_RAW RECORDS_
========

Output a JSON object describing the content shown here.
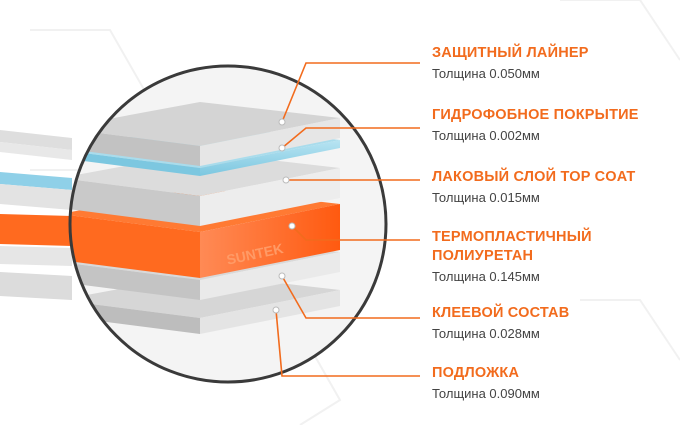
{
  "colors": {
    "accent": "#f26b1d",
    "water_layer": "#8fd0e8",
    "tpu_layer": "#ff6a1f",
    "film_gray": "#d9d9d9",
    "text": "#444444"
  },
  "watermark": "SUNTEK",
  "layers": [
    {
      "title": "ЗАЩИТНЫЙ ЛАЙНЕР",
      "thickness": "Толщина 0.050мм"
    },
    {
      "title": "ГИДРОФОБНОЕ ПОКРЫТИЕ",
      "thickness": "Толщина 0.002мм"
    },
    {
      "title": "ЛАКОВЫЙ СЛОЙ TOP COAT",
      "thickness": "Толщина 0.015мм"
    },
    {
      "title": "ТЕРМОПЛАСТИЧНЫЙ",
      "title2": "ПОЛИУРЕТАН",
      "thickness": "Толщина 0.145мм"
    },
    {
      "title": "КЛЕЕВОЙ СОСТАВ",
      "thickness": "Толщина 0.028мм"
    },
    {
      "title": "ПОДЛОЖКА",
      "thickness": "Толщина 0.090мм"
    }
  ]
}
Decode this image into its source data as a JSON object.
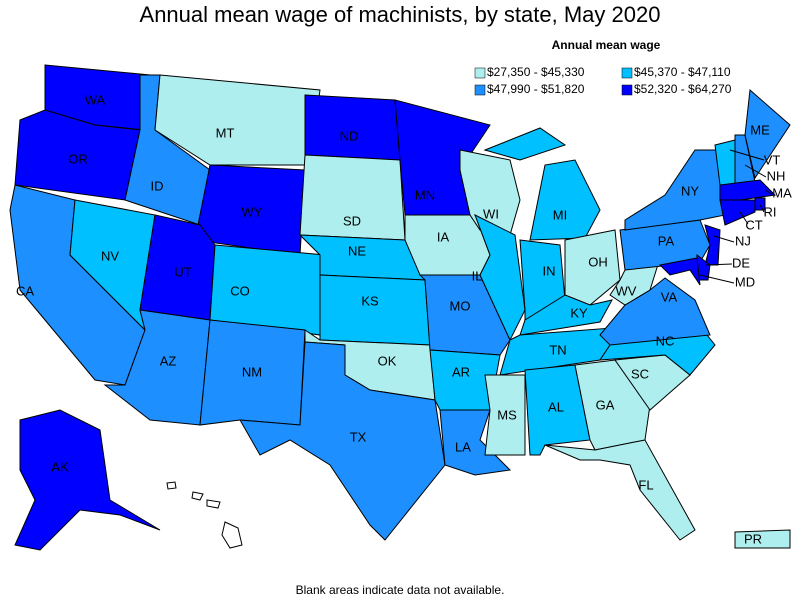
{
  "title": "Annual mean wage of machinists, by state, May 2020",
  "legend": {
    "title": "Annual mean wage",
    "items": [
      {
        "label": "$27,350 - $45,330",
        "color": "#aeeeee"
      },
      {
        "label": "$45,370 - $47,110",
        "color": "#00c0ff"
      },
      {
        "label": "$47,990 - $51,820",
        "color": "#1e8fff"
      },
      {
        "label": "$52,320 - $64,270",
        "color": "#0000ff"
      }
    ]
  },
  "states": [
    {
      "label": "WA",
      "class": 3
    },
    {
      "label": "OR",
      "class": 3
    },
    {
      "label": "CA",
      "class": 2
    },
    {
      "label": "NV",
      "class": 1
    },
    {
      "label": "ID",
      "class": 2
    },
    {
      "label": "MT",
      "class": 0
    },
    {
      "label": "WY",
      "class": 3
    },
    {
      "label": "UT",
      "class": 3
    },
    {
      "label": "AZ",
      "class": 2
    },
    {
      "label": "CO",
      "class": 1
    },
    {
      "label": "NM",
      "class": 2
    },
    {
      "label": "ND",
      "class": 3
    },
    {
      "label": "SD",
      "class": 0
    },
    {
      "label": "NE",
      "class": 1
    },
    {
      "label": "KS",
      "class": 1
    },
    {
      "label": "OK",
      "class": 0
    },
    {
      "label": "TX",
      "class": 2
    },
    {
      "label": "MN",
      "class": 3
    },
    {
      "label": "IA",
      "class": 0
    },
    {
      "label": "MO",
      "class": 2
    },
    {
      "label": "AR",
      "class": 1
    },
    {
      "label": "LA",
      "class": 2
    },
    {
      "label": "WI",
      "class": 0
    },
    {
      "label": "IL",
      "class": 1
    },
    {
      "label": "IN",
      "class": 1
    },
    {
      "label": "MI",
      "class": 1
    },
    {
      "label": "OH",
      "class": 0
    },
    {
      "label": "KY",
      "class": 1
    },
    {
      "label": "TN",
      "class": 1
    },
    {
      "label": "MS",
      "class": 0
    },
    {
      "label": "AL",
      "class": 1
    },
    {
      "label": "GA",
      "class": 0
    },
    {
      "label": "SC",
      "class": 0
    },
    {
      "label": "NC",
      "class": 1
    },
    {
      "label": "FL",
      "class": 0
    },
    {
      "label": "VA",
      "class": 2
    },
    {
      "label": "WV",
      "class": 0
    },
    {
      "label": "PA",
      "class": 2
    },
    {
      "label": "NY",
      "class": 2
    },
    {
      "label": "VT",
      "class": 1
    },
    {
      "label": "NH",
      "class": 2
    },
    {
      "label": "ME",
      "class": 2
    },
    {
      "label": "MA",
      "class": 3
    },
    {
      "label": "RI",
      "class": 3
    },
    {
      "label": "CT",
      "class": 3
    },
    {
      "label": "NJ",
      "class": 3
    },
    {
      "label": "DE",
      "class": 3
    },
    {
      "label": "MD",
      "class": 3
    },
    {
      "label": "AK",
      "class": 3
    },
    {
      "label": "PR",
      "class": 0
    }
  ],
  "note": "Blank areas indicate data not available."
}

========

Print the full listing exactly, dropping the pictures.

Output a JSON object describing the content shown here.
{
  "colors": {
    "accent": "#f26b1d",
    "water_layer": "#8fd0e8",
    "tpu_layer": "#ff6a1f",
    "film_gray": "#d9d9d9",
    "text": "#444444"
  },
  "watermark": "SUNTEK",
  "layers": [
    {
      "title": "ЗАЩИТНЫЙ ЛАЙНЕР",
      "thickness": "Толщина 0.050мм"
    },
    {
      "title": "ГИДРОФОБНОЕ ПОКРЫТИЕ",
      "thickness": "Толщина 0.002мм"
    },
    {
      "title": "ЛАКОВЫЙ СЛОЙ TOP COAT",
      "thickness": "Толщина 0.015мм"
    },
    {
      "title": "ТЕРМОПЛАСТИЧНЫЙ",
      "title2": "ПОЛИУРЕТАН",
      "thickness": "Толщина 0.145мм"
    },
    {
      "title": "КЛЕЕВОЙ СОСТАВ",
      "thickness": "Толщина 0.028мм"
    },
    {
      "title": "ПОДЛОЖКА",
      "thickness": "Толщина 0.090мм"
    }
  ]
}
Decode this image into its source data as a JSON object.
{
  "title": "Annual mean wage of machinists, by state, May 2020",
  "legend": {
    "title": "Annual mean wage",
    "items": [
      {
        "label": "$27,350 - $45,330",
        "color": "#aeeeee"
      },
      {
        "label": "$45,370 - $47,110",
        "color": "#00c0ff"
      },
      {
        "label": "$47,990 - $51,820",
        "color": "#1e8fff"
      },
      {
        "label": "$52,320 - $64,270",
        "color": "#0000ff"
      }
    ]
  },
  "states": [
    {
      "label": "WA",
      "class": 3
    },
    {
      "label": "OR",
      "class": 3
    },
    {
      "label": "CA",
      "class": 2
    },
    {
      "label": "NV",
      "class": 1
    },
    {
      "label": "ID",
      "class": 2
    },
    {
      "label": "MT",
      "class": 0
    },
    {
      "label": "WY",
      "class": 3
    },
    {
      "label": "UT",
      "class": 3
    },
    {
      "label": "AZ",
      "class": 2
    },
    {
      "label": "CO",
      "class": 1
    },
    {
      "label": "NM",
      "class": 2
    },
    {
      "label": "ND",
      "class": 3
    },
    {
      "label": "SD",
      "class": 0
    },
    {
      "label": "NE",
      "class": 1
    },
    {
      "label": "KS",
      "class": 1
    },
    {
      "label": "OK",
      "class": 0
    },
    {
      "label": "TX",
      "class": 2
    },
    {
      "label": "MN",
      "class": 3
    },
    {
      "label": "IA",
      "class": 0
    },
    {
      "label": "MO",
      "class": 2
    },
    {
      "label": "AR",
      "class": 1
    },
    {
      "label": "LA",
      "class": 2
    },
    {
      "label": "WI",
      "class": 0
    },
    {
      "label": "IL",
      "class": 1
    },
    {
      "label": "IN",
      "class": 1
    },
    {
      "label": "MI",
      "class": 1
    },
    {
      "label": "OH",
      "class": 0
    },
    {
      "label": "KY",
      "class": 1
    },
    {
      "label": "TN",
      "class": 1
    },
    {
      "label": "MS",
      "class": 0
    },
    {
      "label": "AL",
      "class": 1
    },
    {
      "label": "GA",
      "class": 0
    },
    {
      "label": "SC",
      "class": 0
    },
    {
      "label": "NC",
      "class": 1
    },
    {
      "label": "FL",
      "class": 0
    },
    {
      "label": "VA",
      "class": 2
    },
    {
      "label": "WV",
      "class": 0
    },
    {
      "label": "PA",
      "class": 2
    },
    {
      "label": "NY",
      "class": 2
    },
    {
      "label": "VT",
      "class": 1
    },
    {
      "label": "NH",
      "class": 2
    },
    {
      "label": "ME",
      "class": 2
    },
    {
      "label": "MA",
      "class": 3
    },
    {
      "label": "RI",
      "class": 3
    },
    {
      "label": "CT",
      "class": 3
    },
    {
      "label": "NJ",
      "class": 3
    },
    {
      "label": "DE",
      "class": 3
    },
    {
      "label": "MD",
      "class": 3
    },
    {
      "label": "AK",
      "class": 3
    },
    {
      "label": "PR",
      "class": 0
    }
  ],
  "note": "Blank areas indicate data not available."
}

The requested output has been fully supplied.